▸ **Stated goal**
Find the string "icon" in the data, then copy every line where it is found.

▸ **Record extracts**
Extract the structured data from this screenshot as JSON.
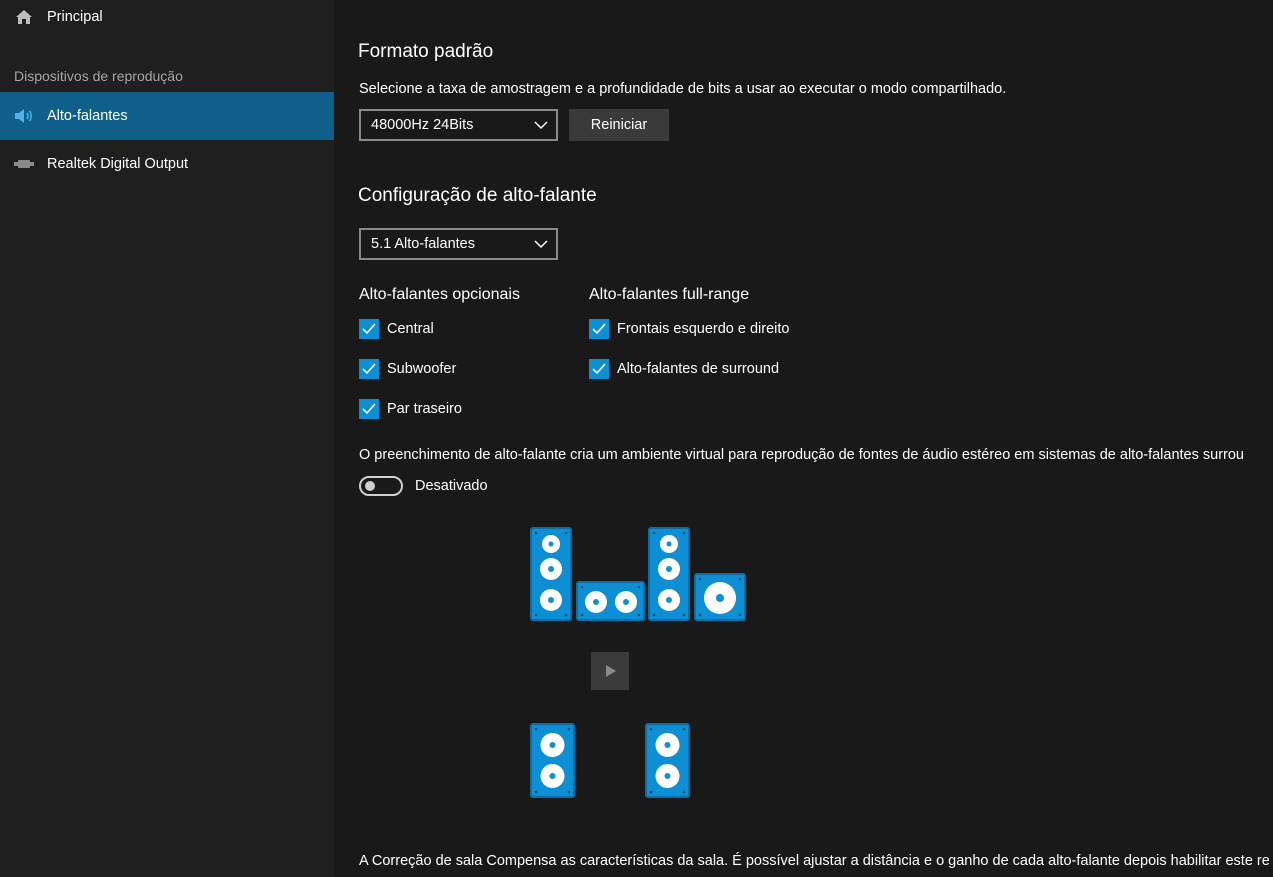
{
  "sidebar": {
    "home_label": "Principal",
    "section_label": "Dispositivos de reprodução",
    "items": [
      {
        "label": "Alto-falantes",
        "icon": "speaker-icon",
        "active": true
      },
      {
        "label": "Realtek Digital Output",
        "icon": "digital-output-icon",
        "active": false
      }
    ]
  },
  "format": {
    "title": "Formato padrão",
    "description": "Selecione a taxa de amostragem e a profundidade de bits a usar ao executar o modo compartilhado.",
    "selected": "48000Hz 24Bits",
    "reset_label": "Reiniciar"
  },
  "config": {
    "title": "Configuração de alto-falante",
    "selected": "5.1 Alto-falantes",
    "optional_title": "Alto-falantes opcionais",
    "optional": [
      {
        "label": "Central",
        "checked": true
      },
      {
        "label": "Subwoofer",
        "checked": true
      },
      {
        "label": "Par traseiro",
        "checked": true
      }
    ],
    "fullrange_title": "Alto-falantes full-range",
    "fullrange": [
      {
        "label": "Frontais esquerdo e direito",
        "checked": true
      },
      {
        "label": "Alto-falantes de surround",
        "checked": true
      }
    ]
  },
  "fill": {
    "description": "O preenchimento de alto-falante cria um ambiente virtual para reprodução de fontes de áudio estéreo em sistemas de alto-falantes surrou",
    "toggle_label": "Desativado",
    "toggle_on": false
  },
  "room": {
    "description": "A Correção de sala Compensa as características da sala. É possível ajustar a distância e o ganho de cada alto-falante depois habilitar este re"
  },
  "colors": {
    "accent": "#0e8fd4",
    "active_nav": "#0e5f8a",
    "background": "#191919",
    "sidebar": "#1f1f1f"
  }
}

▸ **Answer for this exercise**
        "icon": "speaker-icon",
        "icon": "digital-output-icon",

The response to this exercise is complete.